(Dataset excerpt)
□ □ □ □ □

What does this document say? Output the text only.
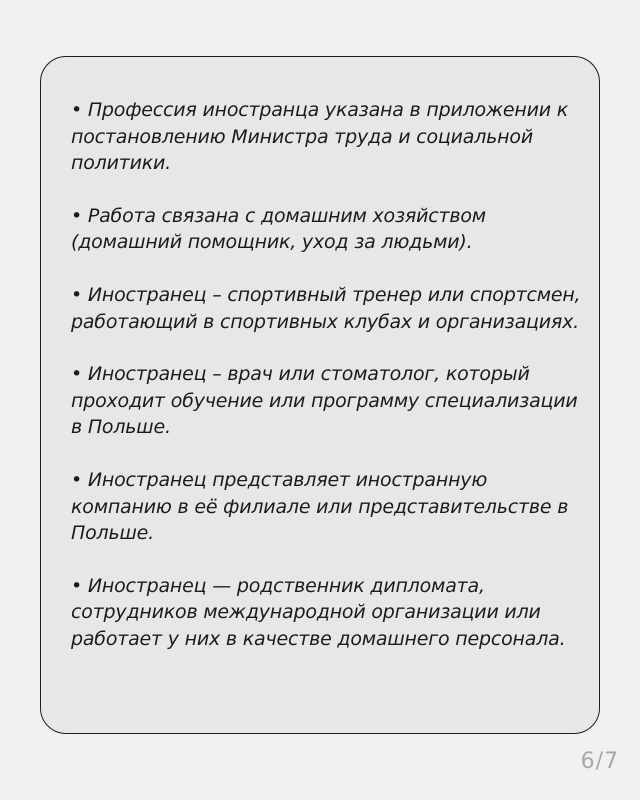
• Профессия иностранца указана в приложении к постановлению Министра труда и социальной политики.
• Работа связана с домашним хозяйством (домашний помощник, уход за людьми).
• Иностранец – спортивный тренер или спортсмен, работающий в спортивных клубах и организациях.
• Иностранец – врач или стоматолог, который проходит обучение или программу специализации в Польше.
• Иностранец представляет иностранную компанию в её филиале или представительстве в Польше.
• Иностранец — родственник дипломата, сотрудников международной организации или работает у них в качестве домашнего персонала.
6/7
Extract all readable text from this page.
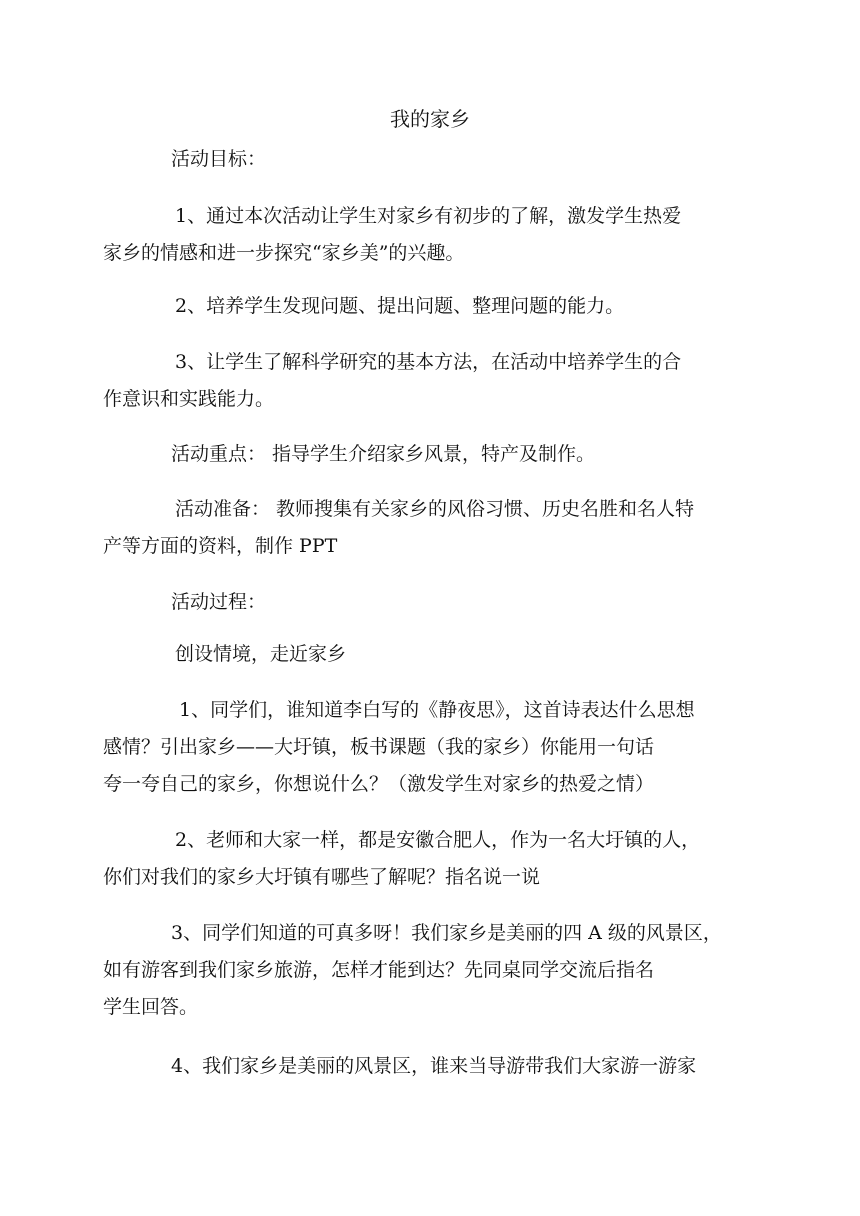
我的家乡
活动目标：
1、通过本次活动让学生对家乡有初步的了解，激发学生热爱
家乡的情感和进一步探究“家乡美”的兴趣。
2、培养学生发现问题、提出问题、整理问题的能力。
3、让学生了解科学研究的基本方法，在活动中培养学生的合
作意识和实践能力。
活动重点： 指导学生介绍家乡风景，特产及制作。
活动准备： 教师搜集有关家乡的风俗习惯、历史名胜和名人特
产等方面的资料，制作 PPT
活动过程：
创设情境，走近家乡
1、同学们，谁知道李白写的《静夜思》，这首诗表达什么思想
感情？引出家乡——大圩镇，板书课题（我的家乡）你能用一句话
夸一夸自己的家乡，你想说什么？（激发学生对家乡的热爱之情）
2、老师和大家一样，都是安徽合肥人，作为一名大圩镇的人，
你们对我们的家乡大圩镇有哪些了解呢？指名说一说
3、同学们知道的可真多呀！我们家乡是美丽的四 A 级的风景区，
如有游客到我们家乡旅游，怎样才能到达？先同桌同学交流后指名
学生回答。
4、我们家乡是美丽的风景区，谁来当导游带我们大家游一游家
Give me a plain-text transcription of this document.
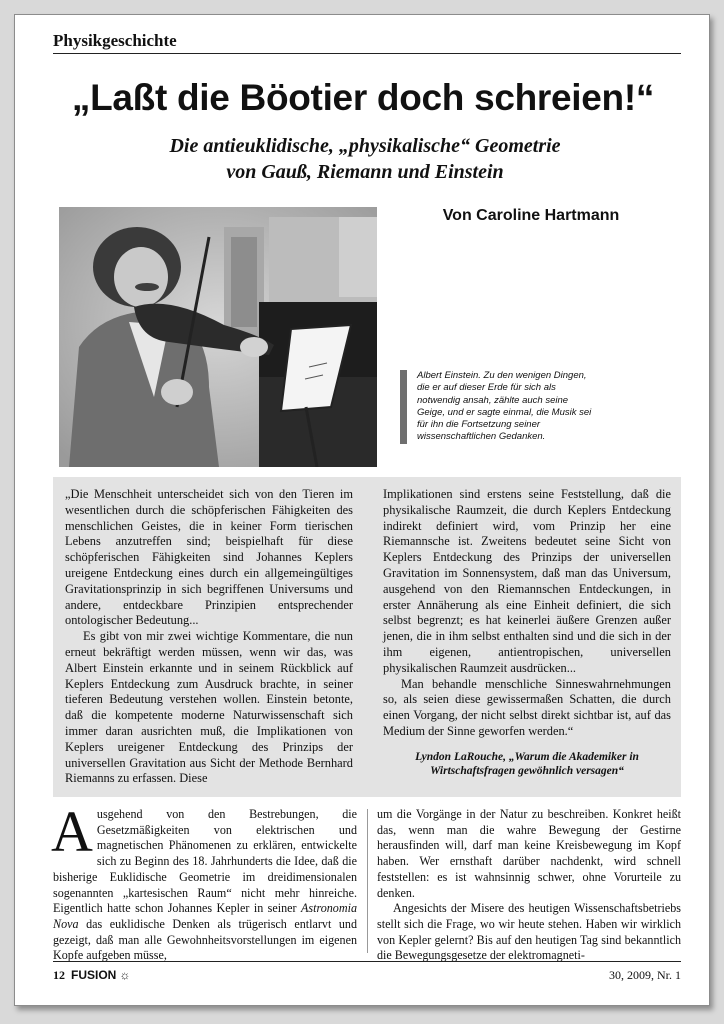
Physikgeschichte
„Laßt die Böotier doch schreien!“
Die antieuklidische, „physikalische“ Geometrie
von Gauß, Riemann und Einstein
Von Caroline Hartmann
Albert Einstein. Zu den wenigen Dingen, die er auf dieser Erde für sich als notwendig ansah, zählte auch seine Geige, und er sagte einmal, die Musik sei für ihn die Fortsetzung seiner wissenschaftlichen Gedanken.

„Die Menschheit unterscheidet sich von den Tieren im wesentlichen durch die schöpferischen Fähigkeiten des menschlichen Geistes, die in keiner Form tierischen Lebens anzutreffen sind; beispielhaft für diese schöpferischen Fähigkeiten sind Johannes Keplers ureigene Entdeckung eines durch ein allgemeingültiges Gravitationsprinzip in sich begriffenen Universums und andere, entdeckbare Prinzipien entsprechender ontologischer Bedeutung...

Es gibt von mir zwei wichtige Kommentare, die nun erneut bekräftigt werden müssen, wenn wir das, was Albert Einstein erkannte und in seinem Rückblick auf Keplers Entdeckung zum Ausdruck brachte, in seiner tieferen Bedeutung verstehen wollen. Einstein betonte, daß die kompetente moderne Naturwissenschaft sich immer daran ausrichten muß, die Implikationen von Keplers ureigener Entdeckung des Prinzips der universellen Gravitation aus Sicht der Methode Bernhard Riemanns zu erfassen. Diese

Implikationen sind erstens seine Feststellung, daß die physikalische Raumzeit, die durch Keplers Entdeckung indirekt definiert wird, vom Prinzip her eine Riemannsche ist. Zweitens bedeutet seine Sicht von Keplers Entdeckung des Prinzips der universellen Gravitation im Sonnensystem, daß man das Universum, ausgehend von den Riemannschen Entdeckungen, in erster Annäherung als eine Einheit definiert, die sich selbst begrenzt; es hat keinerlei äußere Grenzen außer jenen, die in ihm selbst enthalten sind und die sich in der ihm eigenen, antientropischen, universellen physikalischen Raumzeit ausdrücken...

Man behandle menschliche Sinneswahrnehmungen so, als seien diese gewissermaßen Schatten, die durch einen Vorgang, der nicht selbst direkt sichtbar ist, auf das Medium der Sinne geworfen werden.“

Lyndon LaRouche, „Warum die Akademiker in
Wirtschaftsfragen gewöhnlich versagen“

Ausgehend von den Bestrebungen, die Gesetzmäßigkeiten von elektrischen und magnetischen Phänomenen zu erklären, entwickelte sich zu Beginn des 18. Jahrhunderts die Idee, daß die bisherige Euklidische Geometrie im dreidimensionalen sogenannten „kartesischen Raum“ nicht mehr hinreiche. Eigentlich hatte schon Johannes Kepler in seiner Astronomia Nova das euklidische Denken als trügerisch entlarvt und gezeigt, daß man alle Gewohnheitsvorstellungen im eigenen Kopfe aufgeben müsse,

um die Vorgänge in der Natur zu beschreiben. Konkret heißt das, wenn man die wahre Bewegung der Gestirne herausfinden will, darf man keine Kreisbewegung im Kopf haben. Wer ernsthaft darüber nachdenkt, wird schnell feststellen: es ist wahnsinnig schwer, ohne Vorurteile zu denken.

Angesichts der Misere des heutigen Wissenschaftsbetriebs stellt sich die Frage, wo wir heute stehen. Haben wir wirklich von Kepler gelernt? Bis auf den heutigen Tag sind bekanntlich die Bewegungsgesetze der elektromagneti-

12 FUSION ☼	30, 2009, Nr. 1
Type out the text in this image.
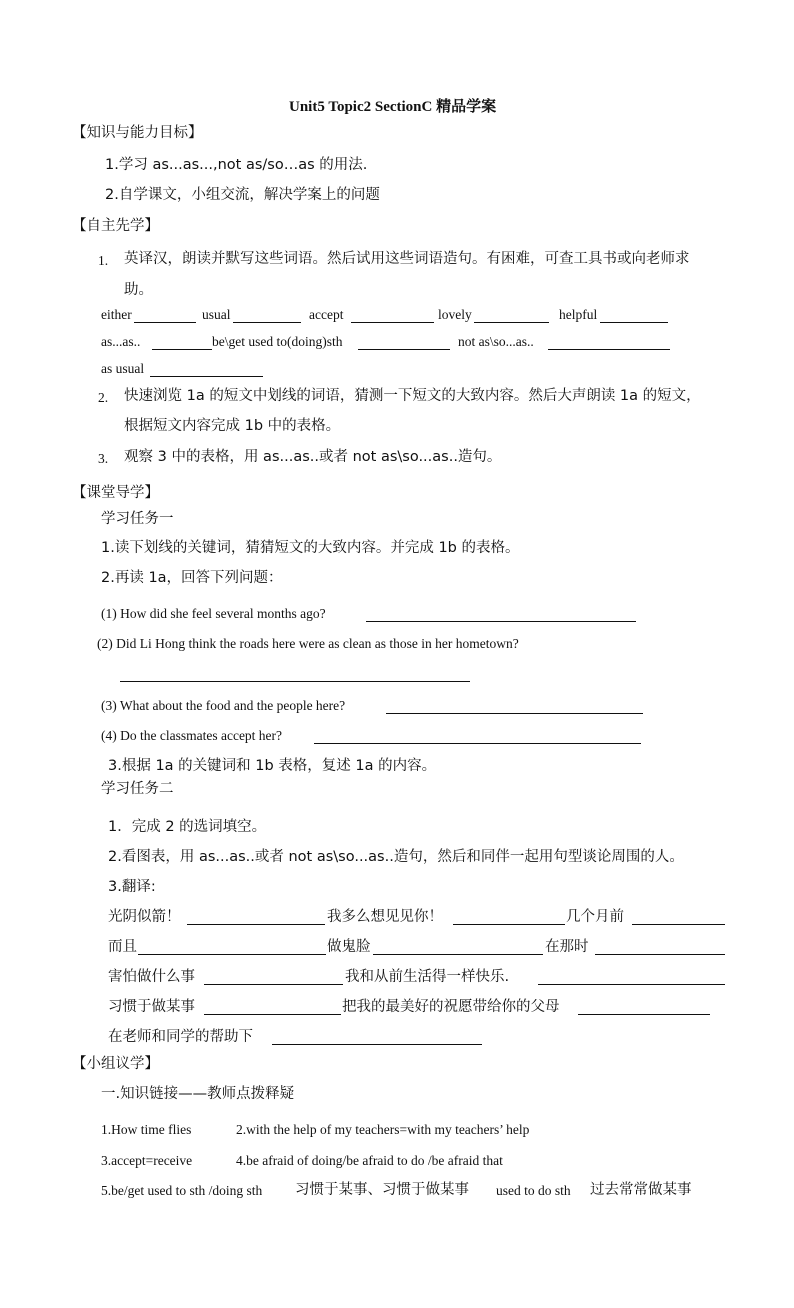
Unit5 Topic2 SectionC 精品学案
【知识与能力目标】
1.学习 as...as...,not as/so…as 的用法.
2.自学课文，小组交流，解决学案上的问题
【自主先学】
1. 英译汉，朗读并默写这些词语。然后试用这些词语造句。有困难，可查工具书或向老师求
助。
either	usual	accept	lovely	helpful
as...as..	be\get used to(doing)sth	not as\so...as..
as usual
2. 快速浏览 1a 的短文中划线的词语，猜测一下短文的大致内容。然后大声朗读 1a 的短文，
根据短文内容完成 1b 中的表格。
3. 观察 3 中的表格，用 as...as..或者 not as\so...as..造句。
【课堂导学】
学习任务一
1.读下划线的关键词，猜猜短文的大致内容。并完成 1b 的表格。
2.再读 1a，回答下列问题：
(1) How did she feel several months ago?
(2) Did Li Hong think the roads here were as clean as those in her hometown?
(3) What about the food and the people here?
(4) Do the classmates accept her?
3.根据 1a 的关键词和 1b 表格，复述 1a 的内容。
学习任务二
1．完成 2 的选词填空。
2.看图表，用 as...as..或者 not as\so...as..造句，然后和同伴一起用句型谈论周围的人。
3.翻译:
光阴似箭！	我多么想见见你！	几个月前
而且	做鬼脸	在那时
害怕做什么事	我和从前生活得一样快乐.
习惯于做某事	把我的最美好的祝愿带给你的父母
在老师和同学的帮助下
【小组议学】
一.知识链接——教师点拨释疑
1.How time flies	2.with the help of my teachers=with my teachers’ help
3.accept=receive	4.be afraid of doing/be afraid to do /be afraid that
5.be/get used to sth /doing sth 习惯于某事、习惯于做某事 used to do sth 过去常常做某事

□ □ □ □ □

_What needs to be done:_ Working from the lines above, reproduce the material exactly and exclude its pictures.

_Answer in full:_
What does this document say? Output the text only.
• Профессия иностранца указана в приложении к постановлению Министра труда и социальной политики.
• Работа связана с домашним хозяйством (домашний помощник, уход за людьми).
• Иностранец – спортивный тренер или спортсмен, работающий в спортивных клубах и организациях.
• Иностранец – врач или стоматолог, который проходит обучение или программу специализации в Польше.
• Иностранец представляет иностранную компанию в её филиале или представительстве в Польше.
• Иностранец — родственник дипломата, сотрудников международной организации или работает у них в качестве домашнего персонала.
6/7
Extract all readable text from this page.
我的家乡
活动目标：
1、通过本次活动让学生对家乡有初步的了解，激发学生热爱
家乡的情感和进一步探究“家乡美”的兴趣。
2、培养学生发现问题、提出问题、整理问题的能力。
3、让学生了解科学研究的基本方法，在活动中培养学生的合
作意识和实践能力。
活动重点： 指导学生介绍家乡风景，特产及制作。
活动准备： 教师搜集有关家乡的风俗习惯、历史名胜和名人特
产等方面的资料，制作 PPT
活动过程：
创设情境，走近家乡
1、同学们，谁知道李白写的《静夜思》，这首诗表达什么思想
感情？引出家乡——大圩镇，板书课题（我的家乡）你能用一句话
夸一夸自己的家乡，你想说什么？（激发学生对家乡的热爱之情）
2、老师和大家一样，都是安徽合肥人，作为一名大圩镇的人，
你们对我们的家乡大圩镇有哪些了解呢？指名说一说
3、同学们知道的可真多呀！我们家乡是美丽的四 A 级的风景区，
如有游客到我们家乡旅游，怎样才能到达？先同桌同学交流后指名
学生回答。
4、我们家乡是美丽的风景区，谁来当导游带我们大家游一游家
Give me a plain-text transcription of this document.
Physikgeschichte
„Laßt die Böotier doch schreien!“
Die antieuklidische, „physikalische“ Geometrie
von Gauß, Riemann und Einstein
Von Caroline Hartmann
Albert Einstein. Zu den wenigen Dingen, die er auf dieser Erde für sich als notwendig ansah, zählte auch seine Geige, und er sagte einmal, die Musik sei für ihn die Fortsetzung seiner wissenschaftlichen Gedanken.

„Die Menschheit unterscheidet sich von den Tieren im wesentlichen durch die schöpferischen Fähigkeiten des menschlichen Geistes, die in keiner Form tierischen Lebens anzutreffen sind; beispielhaft für diese schöpferischen Fähigkeiten sind Johannes Keplers ureigene Entdeckung eines durch ein allgemeingültiges Gravitationsprinzip in sich begriffenen Universums und andere, entdeckbare Prinzipien entsprechender ontologischer Bedeutung...

Es gibt von mir zwei wichtige Kommentare, die nun erneut bekräftigt werden müssen, wenn wir das, was Albert Einstein erkannte und in seinem Rückblick auf Keplers Entdeckung zum Ausdruck brachte, in seiner tieferen Bedeutung verstehen wollen. Einstein betonte, daß die kompetente moderne Naturwissenschaft sich immer daran ausrichten muß, die Implikationen von Keplers ureigener Entdeckung des Prinzips der universellen Gravitation aus Sicht der Methode Bernhard Riemanns zu erfassen. Diese

Implikationen sind erstens seine Feststellung, daß die physikalische Raumzeit, die durch Keplers Entdeckung indirekt definiert wird, vom Prinzip her eine Riemannsche ist. Zweitens bedeutet seine Sicht von Keplers Entdeckung des Prinzips der universellen Gravitation im Sonnensystem, daß man das Universum, ausgehend von den Riemannschen Entdeckungen, in erster Annäherung als eine Einheit definiert, die sich selbst begrenzt; es hat keinerlei äußere Grenzen außer jenen, die in ihm selbst enthalten sind und die sich in der ihm eigenen, antientropischen, universellen physikalischen Raumzeit ausdrücken...

Man behandle menschliche Sinneswahrnehmungen so, als seien diese gewissermaßen Schatten, die durch einen Vorgang, der nicht selbst direkt sichtbar ist, auf das Medium der Sinne geworfen werden.“

Lyndon LaRouche, „Warum die Akademiker in
Wirtschaftsfragen gewöhnlich versagen“

Ausgehend von den Bestrebungen, die Gesetzmäßigkeiten von elektrischen und magnetischen Phänomenen zu erklären, entwickelte sich zu Beginn des 18. Jahrhunderts die Idee, daß die bisherige Euklidische Geometrie im dreidimensionalen sogenannten „kartesischen Raum“ nicht mehr hinreiche. Eigentlich hatte schon Johannes Kepler in seiner Astronomia Nova das euklidische Denken als trügerisch entlarvt und gezeigt, daß man alle Gewohnheitsvorstellungen im eigenen Kopfe aufgeben müsse,

um die Vorgänge in der Natur zu beschreiben. Konkret heißt das, wenn man die wahre Bewegung der Gestirne herausfinden will, darf man keine Kreisbewegung im Kopf haben. Wer ernsthaft darüber nachdenkt, wird schnell feststellen: es ist wahnsinnig schwer, ohne Vorurteile zu denken.

Angesichts der Misere des heutigen Wissenschaftsbetriebs stellt sich die Frage, wo wir heute stehen. Haben wir wirklich von Kepler gelernt? Bis auf den heutigen Tag sind bekanntlich die Bewegungsgesetze der elektromagneti-

12 FUSION ☼	30, 2009, Nr. 1
Type out the text in this image.
Unit5 Topic2 SectionC 精品学案
【知识与能力目标】
1.学习 as...as...,not as/so…as 的用法.
2.自学课文，小组交流，解决学案上的问题
【自主先学】
1. 英译汉，朗读并默写这些词语。然后试用这些词语造句。有困难，可查工具书或向老师求
助。
either	usual	accept	lovely	helpful
as...as..	be\get used to(doing)sth	not as\so...as..
as usual
2. 快速浏览 1a 的短文中划线的词语，猜测一下短文的大致内容。然后大声朗读 1a 的短文，
根据短文内容完成 1b 中的表格。
3. 观察 3 中的表格，用 as...as..或者 not as\so...as..造句。
【课堂导学】
学习任务一
1.读下划线的关键词，猜猜短文的大致内容。并完成 1b 的表格。
2.再读 1a，回答下列问题：
(1) How did she feel several months ago?
(2) Did Li Hong think the roads here were as clean as those in her hometown?
(3) What about the food and the people here?
(4) Do the classmates accept her?
3.根据 1a 的关键词和 1b 表格，复述 1a 的内容。
学习任务二
1．完成 2 的选词填空。
2.看图表，用 as...as..或者 not as\so...as..造句，然后和同伴一起用句型谈论周围的人。
3.翻译:
光阴似箭！	我多么想见见你！	几个月前
而且	做鬼脸	在那时
害怕做什么事	我和从前生活得一样快乐.
习惯于做某事	把我的最美好的祝愿带给你的父母
在老师和同学的帮助下
【小组议学】
一.知识链接——教师点拨释疑
1.How time flies	2.with the help of my teachers=with my teachers’ help
3.accept=receive	4.be afraid of doing/be afraid to do /be afraid that
5.be/get used to sth /doing sth 习惯于某事、习惯于做某事 used to do sth 过去常常做某事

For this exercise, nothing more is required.